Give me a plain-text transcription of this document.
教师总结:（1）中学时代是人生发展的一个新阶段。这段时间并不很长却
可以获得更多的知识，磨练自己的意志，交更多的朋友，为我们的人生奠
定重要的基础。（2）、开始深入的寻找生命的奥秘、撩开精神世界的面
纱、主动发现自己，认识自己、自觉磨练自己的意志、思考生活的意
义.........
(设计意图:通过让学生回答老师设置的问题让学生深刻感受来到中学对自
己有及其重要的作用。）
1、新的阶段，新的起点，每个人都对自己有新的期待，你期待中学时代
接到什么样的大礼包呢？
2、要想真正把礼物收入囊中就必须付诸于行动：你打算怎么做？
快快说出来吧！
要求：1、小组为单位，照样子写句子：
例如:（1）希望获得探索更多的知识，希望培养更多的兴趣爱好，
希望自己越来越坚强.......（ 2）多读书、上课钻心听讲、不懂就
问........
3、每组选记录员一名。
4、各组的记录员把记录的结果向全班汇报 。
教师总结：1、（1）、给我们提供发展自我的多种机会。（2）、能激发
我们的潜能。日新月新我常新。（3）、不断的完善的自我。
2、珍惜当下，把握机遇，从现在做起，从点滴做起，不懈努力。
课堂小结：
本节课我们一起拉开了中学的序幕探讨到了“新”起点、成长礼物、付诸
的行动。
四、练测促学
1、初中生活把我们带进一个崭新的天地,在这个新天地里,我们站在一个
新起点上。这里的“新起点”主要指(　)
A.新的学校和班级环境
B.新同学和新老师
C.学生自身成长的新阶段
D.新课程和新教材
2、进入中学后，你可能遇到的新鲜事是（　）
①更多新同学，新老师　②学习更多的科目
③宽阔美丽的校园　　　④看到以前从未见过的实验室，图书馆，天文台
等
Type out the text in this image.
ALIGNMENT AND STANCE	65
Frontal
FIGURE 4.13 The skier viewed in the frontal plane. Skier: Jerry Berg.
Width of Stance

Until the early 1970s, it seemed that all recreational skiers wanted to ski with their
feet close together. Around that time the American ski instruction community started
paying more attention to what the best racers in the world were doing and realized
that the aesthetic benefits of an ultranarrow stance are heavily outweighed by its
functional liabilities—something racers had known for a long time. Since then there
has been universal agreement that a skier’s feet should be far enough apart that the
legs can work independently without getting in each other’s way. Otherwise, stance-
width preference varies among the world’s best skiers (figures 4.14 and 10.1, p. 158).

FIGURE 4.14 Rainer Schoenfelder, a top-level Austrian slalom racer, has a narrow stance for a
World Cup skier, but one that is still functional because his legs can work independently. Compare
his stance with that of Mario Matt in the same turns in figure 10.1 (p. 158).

§ **YOUR OBJECTIVE**
Report how many lines in the listing include the word "skiers". Give nothing but the count.

§ **OUTPUT**
2